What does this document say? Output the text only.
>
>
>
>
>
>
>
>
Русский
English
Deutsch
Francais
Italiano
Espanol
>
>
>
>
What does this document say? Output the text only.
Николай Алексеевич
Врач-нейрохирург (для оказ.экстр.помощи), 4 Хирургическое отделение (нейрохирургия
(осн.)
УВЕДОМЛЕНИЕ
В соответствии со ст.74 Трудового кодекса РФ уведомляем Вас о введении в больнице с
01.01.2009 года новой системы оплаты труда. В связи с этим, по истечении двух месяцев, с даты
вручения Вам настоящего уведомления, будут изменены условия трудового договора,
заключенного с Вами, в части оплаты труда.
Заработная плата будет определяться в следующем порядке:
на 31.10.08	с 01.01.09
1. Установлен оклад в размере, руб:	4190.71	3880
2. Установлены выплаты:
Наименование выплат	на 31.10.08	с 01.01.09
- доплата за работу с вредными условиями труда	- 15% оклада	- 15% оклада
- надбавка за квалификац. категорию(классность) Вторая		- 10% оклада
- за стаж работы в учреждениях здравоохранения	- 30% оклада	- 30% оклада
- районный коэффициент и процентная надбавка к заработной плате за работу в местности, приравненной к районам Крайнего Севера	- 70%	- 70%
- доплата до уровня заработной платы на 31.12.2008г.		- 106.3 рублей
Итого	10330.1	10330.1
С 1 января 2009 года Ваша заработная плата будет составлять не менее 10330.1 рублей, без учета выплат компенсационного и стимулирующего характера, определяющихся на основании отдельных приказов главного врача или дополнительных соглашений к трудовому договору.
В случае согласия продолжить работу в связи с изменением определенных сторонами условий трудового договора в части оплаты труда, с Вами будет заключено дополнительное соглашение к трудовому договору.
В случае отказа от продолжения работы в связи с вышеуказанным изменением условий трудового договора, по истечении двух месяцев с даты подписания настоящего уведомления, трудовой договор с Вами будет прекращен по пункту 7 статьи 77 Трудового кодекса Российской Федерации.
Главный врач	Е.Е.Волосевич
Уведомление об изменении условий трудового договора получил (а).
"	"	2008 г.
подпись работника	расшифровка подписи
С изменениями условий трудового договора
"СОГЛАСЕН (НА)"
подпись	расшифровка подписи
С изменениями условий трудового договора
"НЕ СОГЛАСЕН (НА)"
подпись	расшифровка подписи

:: WORK REQUIRED ::
Exactly reproduce every line of the data above.

:: FULL OUTPUT ::
What does this document say? Output the text only.
>
>
>
>
>
>
>
>
Русский
English
Deutsch
Francais
Italiano
Espanol
>
>
>
>
What does this document say? Output the text only.
Николай Алексеевич
Врач-нейрохирург (для оказ.экстр.помощи), 4 Хирургическое отделение (нейрохирургия
(осн.)
УВЕДОМЛЕНИЕ
В соответствии со ст.74 Трудового кодекса РФ уведомляем Вас о введении в больнице с
01.01.2009 года новой системы оплаты труда. В связи с этим, по истечении двух месяцев, с даты
вручения Вам настоящего уведомления, будут изменены условия трудового договора,
заключенного с Вами, в части оплаты труда.
Заработная плата будет определяться в следующем порядке:
на 31.10.08	с 01.01.09
1. Установлен оклад в размере, руб:	4190.71	3880
2. Установлены выплаты:
Наименование выплат	на 31.10.08	с 01.01.09
- доплата за работу с вредными условиями труда	- 15% оклада	- 15% оклада
- надбавка за квалификац. категорию(классность) Вторая		- 10% оклада
- за стаж работы в учреждениях здравоохранения	- 30% оклада	- 30% оклада
- районный коэффициент и процентная надбавка к заработной плате за работу в местности, приравненной к районам Крайнего Севера	- 70%	- 70%
- доплата до уровня заработной платы на 31.12.2008г.		- 106.3 рублей
Итого	10330.1	10330.1
С 1 января 2009 года Ваша заработная плата будет составлять не менее 10330.1 рублей, без учета выплат компенсационного и стимулирующего характера, определяющихся на основании отдельных приказов главного врача или дополнительных соглашений к трудовому договору.
В случае согласия продолжить работу в связи с изменением определенных сторонами условий трудового договора в части оплаты труда, с Вами будет заключено дополнительное соглашение к трудовому договору.
В случае отказа от продолжения работы в связи с вышеуказанным изменением условий трудового договора, по истечении двух месяцев с даты подписания настоящего уведомления, трудовой договор с Вами будет прекращен по пункту 7 статьи 77 Трудового кодекса Российской Федерации.
Главный врач	Е.Е.Волосевич
Уведомление об изменении условий трудового договора получил (а).
"	"	2008 г.
подпись работника	расшифровка подписи
С изменениями условий трудового договора
"СОГЛАСЕН (НА)"
подпись	расшифровка подписи
С изменениями условий трудового договора
"НЕ СОГЛАСЕН (НА)"
подпись	расшифровка подписи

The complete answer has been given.